Dataset
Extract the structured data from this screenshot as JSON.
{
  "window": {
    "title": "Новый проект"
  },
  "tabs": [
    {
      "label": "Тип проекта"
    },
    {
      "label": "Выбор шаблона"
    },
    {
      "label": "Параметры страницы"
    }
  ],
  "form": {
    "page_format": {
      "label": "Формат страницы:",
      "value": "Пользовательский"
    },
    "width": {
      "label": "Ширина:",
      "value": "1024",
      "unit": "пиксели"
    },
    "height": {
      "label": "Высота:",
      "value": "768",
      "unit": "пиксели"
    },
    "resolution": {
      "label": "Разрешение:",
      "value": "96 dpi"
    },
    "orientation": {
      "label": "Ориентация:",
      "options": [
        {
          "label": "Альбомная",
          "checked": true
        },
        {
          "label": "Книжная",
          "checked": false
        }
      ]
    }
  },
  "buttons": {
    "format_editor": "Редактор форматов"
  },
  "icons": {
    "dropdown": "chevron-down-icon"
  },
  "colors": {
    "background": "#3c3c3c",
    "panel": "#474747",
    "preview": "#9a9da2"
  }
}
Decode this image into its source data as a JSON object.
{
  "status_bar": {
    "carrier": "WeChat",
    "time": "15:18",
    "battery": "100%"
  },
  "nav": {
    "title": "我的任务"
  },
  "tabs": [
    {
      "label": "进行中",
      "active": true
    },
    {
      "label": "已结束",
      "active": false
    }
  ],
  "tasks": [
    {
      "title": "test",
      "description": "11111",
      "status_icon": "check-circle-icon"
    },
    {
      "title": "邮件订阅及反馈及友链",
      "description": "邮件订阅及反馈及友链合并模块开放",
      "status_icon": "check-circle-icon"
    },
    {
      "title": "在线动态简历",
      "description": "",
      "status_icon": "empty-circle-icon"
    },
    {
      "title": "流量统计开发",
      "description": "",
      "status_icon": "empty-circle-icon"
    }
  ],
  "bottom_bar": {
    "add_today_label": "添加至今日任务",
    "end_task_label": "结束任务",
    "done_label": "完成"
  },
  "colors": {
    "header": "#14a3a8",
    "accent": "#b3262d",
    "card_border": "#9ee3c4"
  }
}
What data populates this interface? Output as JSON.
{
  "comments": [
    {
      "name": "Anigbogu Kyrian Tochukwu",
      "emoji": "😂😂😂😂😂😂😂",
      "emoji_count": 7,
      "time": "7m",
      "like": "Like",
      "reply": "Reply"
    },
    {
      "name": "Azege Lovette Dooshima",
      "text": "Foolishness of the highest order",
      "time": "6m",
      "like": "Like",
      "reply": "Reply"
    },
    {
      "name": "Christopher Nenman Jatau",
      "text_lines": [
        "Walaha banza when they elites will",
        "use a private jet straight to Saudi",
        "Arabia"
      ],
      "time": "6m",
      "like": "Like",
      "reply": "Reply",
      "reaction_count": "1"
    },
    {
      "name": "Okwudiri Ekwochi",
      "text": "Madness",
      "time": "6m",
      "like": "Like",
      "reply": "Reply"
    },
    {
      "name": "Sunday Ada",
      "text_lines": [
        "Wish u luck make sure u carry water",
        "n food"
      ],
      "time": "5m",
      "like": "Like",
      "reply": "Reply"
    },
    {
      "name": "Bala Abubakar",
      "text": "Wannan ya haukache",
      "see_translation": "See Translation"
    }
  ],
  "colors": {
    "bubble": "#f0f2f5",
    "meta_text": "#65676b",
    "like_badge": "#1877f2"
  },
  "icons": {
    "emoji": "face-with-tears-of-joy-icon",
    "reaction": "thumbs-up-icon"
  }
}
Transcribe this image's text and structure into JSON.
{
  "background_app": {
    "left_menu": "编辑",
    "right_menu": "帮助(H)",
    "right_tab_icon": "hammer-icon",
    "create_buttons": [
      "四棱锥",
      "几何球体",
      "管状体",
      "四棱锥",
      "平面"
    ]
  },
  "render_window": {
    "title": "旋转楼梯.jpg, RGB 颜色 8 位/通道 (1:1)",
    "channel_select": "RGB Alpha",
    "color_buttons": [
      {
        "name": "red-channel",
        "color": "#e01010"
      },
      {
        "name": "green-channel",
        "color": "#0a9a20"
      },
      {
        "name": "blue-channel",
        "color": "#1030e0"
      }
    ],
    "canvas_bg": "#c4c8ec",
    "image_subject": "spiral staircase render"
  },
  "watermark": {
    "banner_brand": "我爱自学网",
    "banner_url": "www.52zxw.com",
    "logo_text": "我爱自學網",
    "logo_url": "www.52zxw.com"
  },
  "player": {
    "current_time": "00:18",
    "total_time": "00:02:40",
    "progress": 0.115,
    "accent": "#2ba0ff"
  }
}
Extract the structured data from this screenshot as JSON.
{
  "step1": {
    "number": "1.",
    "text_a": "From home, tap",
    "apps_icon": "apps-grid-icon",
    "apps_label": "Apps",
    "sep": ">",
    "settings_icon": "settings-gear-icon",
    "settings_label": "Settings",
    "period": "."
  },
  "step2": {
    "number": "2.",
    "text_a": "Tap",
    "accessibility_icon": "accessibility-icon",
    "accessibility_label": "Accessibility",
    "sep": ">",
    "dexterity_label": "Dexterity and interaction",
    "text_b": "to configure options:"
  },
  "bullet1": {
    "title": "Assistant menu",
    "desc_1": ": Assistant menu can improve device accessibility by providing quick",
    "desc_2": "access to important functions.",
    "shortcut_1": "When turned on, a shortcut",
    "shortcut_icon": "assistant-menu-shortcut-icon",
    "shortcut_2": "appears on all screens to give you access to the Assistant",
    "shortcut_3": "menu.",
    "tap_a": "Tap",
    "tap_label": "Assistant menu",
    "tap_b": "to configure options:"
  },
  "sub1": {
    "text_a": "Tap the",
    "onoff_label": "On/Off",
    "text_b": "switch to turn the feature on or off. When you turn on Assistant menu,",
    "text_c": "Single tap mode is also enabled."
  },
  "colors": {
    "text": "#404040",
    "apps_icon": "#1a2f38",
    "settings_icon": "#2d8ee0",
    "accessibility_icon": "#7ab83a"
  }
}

Set exercise
Reproduce the entries above in full, verbatim.

Output for this task
Extract the structured data from this screenshot as JSON.
{
  "window": {
    "title": "Новый проект"
  },
  "tabs": [
    {
      "label": "Тип проекта"
    },
    {
      "label": "Выбор шаблона"
    },
    {
      "label": "Параметры страницы"
    }
  ],
  "form": {
    "page_format": {
      "label": "Формат страницы:",
      "value": "Пользовательский"
    },
    "width": {
      "label": "Ширина:",
      "value": "1024",
      "unit": "пиксели"
    },
    "height": {
      "label": "Высота:",
      "value": "768",
      "unit": "пиксели"
    },
    "resolution": {
      "label": "Разрешение:",
      "value": "96 dpi"
    },
    "orientation": {
      "label": "Ориентация:",
      "options": [
        {
          "label": "Альбомная",
          "checked": true
        },
        {
          "label": "Книжная",
          "checked": false
        }
      ]
    }
  },
  "buttons": {
    "format_editor": "Редактор форматов"
  },
  "icons": {
    "dropdown": "chevron-down-icon"
  },
  "colors": {
    "background": "#3c3c3c",
    "panel": "#474747",
    "preview": "#9a9da2"
  }
}
Decode this image into its source data as a JSON object.
{
  "status_bar": {
    "carrier": "WeChat",
    "time": "15:18",
    "battery": "100%"
  },
  "nav": {
    "title": "我的任务"
  },
  "tabs": [
    {
      "label": "进行中",
      "active": true
    },
    {
      "label": "已结束",
      "active": false
    }
  ],
  "tasks": [
    {
      "title": "test",
      "description": "11111",
      "status_icon": "check-circle-icon"
    },
    {
      "title": "邮件订阅及反馈及友链",
      "description": "邮件订阅及反馈及友链合并模块开放",
      "status_icon": "check-circle-icon"
    },
    {
      "title": "在线动态简历",
      "description": "",
      "status_icon": "empty-circle-icon"
    },
    {
      "title": "流量统计开发",
      "description": "",
      "status_icon": "empty-circle-icon"
    }
  ],
  "bottom_bar": {
    "add_today_label": "添加至今日任务",
    "end_task_label": "结束任务",
    "done_label": "完成"
  },
  "colors": {
    "header": "#14a3a8",
    "accent": "#b3262d",
    "card_border": "#9ee3c4"
  }
}
What data populates this interface? Output as JSON.
{
  "comments": [
    {
      "name": "Anigbogu Kyrian Tochukwu",
      "emoji": "😂😂😂😂😂😂😂",
      "emoji_count": 7,
      "time": "7m",
      "like": "Like",
      "reply": "Reply"
    },
    {
      "name": "Azege Lovette Dooshima",
      "text": "Foolishness of the highest order",
      "time": "6m",
      "like": "Like",
      "reply": "Reply"
    },
    {
      "name": "Christopher Nenman Jatau",
      "text_lines": [
        "Walaha banza when they elites will",
        "use a private jet straight to Saudi",
        "Arabia"
      ],
      "time": "6m",
      "like": "Like",
      "reply": "Reply",
      "reaction_count": "1"
    },
    {
      "name": "Okwudiri Ekwochi",
      "text": "Madness",
      "time": "6m",
      "like": "Like",
      "reply": "Reply"
    },
    {
      "name": "Sunday Ada",
      "text_lines": [
        "Wish u luck make sure u carry water",
        "n food"
      ],
      "time": "5m",
      "like": "Like",
      "reply": "Reply"
    },
    {
      "name": "Bala Abubakar",
      "text": "Wannan ya haukache",
      "see_translation": "See Translation"
    }
  ],
  "colors": {
    "bubble": "#f0f2f5",
    "meta_text": "#65676b",
    "like_badge": "#1877f2"
  },
  "icons": {
    "emoji": "face-with-tears-of-joy-icon",
    "reaction": "thumbs-up-icon"
  }
}
Transcribe this image's text and structure into JSON.
{
  "background_app": {
    "left_menu": "编辑",
    "right_menu": "帮助(H)",
    "right_tab_icon": "hammer-icon",
    "create_buttons": [
      "四棱锥",
      "几何球体",
      "管状体",
      "四棱锥",
      "平面"
    ]
  },
  "render_window": {
    "title": "旋转楼梯.jpg, RGB 颜色 8 位/通道 (1:1)",
    "channel_select": "RGB Alpha",
    "color_buttons": [
      {
        "name": "red-channel",
        "color": "#e01010"
      },
      {
        "name": "green-channel",
        "color": "#0a9a20"
      },
      {
        "name": "blue-channel",
        "color": "#1030e0"
      }
    ],
    "canvas_bg": "#c4c8ec",
    "image_subject": "spiral staircase render"
  },
  "watermark": {
    "banner_brand": "我爱自学网",
    "banner_url": "www.52zxw.com",
    "logo_text": "我爱自學網",
    "logo_url": "www.52zxw.com"
  },
  "player": {
    "current_time": "00:18",
    "total_time": "00:02:40",
    "progress": 0.115,
    "accent": "#2ba0ff"
  }
}
Extract the structured data from this screenshot as JSON.
{
  "step1": {
    "number": "1.",
    "text_a": "From home, tap",
    "apps_icon": "apps-grid-icon",
    "apps_label": "Apps",
    "sep": ">",
    "settings_icon": "settings-gear-icon",
    "settings_label": "Settings",
    "period": "."
  },
  "step2": {
    "number": "2.",
    "text_a": "Tap",
    "accessibility_icon": "accessibility-icon",
    "accessibility_label": "Accessibility",
    "sep": ">",
    "dexterity_label": "Dexterity and interaction",
    "text_b": "to configure options:"
  },
  "bullet1": {
    "title": "Assistant menu",
    "desc_1": ": Assistant menu can improve device accessibility by providing quick",
    "desc_2": "access to important functions.",
    "shortcut_1": "When turned on, a shortcut",
    "shortcut_icon": "assistant-menu-shortcut-icon",
    "shortcut_2": "appears on all screens to give you access to the Assistant",
    "shortcut_3": "menu.",
    "tap_a": "Tap",
    "tap_label": "Assistant menu",
    "tap_b": "to configure options:"
  },
  "sub1": {
    "text_a": "Tap the",
    "onoff_label": "On/Off",
    "text_b": "switch to turn the feature on or off. When you turn on Assistant menu,",
    "text_c": "Single tap mode is also enabled."
  },
  "colors": {
    "text": "#404040",
    "apps_icon": "#1a2f38",
    "settings_icon": "#2d8ee0",
    "accessibility_icon": "#7ab83a"
  }
}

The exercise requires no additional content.